==== Data in this exercise
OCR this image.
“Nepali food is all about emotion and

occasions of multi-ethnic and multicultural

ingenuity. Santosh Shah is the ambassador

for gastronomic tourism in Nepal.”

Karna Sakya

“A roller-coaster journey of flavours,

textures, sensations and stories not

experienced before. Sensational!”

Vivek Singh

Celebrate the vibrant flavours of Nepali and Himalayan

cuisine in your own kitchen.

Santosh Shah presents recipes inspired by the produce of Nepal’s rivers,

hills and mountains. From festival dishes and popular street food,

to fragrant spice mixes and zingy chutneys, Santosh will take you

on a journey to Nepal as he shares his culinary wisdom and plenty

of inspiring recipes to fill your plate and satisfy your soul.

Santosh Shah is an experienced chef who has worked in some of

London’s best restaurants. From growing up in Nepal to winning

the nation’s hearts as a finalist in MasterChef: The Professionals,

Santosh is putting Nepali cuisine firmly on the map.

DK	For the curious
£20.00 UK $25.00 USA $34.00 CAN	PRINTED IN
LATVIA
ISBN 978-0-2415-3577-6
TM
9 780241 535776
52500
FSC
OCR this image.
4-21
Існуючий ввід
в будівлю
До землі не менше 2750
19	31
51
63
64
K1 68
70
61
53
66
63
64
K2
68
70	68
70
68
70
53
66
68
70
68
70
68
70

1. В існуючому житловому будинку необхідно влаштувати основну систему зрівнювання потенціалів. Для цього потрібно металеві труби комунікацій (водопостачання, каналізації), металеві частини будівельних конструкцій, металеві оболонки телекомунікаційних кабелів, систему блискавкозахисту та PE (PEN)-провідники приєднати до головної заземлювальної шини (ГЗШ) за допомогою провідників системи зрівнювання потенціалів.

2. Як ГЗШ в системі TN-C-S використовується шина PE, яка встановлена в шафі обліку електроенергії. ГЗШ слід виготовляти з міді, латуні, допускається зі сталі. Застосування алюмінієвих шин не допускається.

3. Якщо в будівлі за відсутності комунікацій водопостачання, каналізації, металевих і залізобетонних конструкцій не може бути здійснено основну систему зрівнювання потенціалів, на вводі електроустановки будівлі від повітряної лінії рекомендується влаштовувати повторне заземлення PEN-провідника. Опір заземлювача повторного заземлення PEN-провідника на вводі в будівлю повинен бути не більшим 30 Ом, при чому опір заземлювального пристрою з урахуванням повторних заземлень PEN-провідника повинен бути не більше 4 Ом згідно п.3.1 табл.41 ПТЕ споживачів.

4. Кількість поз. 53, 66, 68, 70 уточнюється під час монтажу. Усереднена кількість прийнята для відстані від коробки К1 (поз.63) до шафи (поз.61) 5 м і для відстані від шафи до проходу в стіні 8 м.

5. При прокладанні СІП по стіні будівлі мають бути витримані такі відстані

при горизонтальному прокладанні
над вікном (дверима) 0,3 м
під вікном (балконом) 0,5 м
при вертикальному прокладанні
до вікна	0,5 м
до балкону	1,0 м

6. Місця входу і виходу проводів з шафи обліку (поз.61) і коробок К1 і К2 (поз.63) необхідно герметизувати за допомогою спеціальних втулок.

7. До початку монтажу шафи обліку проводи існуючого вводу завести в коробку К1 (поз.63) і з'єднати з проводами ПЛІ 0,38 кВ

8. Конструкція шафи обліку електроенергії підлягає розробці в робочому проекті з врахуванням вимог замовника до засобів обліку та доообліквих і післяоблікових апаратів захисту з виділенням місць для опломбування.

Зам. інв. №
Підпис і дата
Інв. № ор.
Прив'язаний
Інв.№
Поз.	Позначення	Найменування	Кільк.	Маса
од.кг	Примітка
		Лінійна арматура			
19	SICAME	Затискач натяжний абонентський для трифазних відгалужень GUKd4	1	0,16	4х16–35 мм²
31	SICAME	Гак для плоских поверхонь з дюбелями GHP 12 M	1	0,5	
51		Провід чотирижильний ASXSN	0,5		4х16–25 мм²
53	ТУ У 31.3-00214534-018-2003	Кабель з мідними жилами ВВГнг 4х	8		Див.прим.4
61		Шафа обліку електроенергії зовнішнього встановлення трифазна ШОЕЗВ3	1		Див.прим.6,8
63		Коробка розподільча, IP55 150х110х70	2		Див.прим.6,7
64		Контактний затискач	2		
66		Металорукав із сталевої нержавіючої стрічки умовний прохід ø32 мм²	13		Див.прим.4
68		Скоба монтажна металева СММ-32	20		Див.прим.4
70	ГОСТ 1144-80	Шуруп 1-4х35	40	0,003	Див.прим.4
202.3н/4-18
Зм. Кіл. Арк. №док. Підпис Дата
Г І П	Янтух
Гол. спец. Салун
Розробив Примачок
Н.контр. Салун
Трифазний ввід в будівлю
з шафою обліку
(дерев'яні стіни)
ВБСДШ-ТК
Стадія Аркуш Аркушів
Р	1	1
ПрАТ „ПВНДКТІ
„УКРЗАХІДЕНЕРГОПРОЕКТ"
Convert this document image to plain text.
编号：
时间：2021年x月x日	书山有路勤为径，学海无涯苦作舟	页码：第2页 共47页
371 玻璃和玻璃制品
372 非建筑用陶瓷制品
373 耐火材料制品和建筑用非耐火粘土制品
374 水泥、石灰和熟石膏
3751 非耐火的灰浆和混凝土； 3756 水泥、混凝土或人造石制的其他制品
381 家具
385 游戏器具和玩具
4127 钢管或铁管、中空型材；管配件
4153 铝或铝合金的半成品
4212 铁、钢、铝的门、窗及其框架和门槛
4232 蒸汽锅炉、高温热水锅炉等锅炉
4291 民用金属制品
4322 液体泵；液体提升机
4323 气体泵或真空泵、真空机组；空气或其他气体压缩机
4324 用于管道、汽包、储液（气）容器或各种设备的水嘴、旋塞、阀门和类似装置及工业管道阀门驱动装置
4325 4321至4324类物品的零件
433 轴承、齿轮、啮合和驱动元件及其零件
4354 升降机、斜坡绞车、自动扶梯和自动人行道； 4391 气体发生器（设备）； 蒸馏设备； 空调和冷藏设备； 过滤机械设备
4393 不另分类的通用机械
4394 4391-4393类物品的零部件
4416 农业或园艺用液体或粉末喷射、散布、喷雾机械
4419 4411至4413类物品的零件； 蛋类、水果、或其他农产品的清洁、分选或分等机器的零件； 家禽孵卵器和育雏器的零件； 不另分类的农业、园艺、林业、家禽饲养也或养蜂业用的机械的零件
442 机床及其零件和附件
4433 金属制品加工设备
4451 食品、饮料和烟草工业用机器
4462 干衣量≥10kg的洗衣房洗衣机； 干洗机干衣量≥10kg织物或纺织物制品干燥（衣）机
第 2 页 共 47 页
========
**Task brief**: From the line that contains "Convert this document image to plain text." to the last line of the material above, repeat every line exactly, keeping both the first and the last.

**Solution**:
Convert this document image to plain text.
编号：
时间：2021年x月x日	书山有路勤为径，学海无涯苦作舟	页码：第2页 共47页
371 玻璃和玻璃制品
372 非建筑用陶瓷制品
373 耐火材料制品和建筑用非耐火粘土制品
374 水泥、石灰和熟石膏
3751 非耐火的灰浆和混凝土； 3756 水泥、混凝土或人造石制的其他制品
381 家具
385 游戏器具和玩具
4127 钢管或铁管、中空型材；管配件
4153 铝或铝合金的半成品
4212 铁、钢、铝的门、窗及其框架和门槛
4232 蒸汽锅炉、高温热水锅炉等锅炉
4291 民用金属制品
4322 液体泵；液体提升机
4323 气体泵或真空泵、真空机组；空气或其他气体压缩机
4324 用于管道、汽包、储液（气）容器或各种设备的水嘴、旋塞、阀门和类似装置及工业管道阀门驱动装置
4325 4321至4324类物品的零件
433 轴承、齿轮、啮合和驱动元件及其零件
4354 升降机、斜坡绞车、自动扶梯和自动人行道； 4391 气体发生器（设备）； 蒸馏设备； 空调和冷藏设备； 过滤机械设备
4393 不另分类的通用机械
4394 4391-4393类物品的零部件
4416 农业或园艺用液体或粉末喷射、散布、喷雾机械
4419 4411至4413类物品的零件； 蛋类、水果、或其他农产品的清洁、分选或分等机器的零件； 家禽孵卵器和育雏器的零件； 不另分类的农业、园艺、林业、家禽饲养也或养蜂业用的机械的零件
442 机床及其零件和附件
4433 金属制品加工设备
4451 食品、饮料和烟草工业用机器
4462 干衣量≥10kg的洗衣房洗衣机； 干洗机干衣量≥10kg织物或纺织物制品干燥（衣）机
第 2 页 共 47 页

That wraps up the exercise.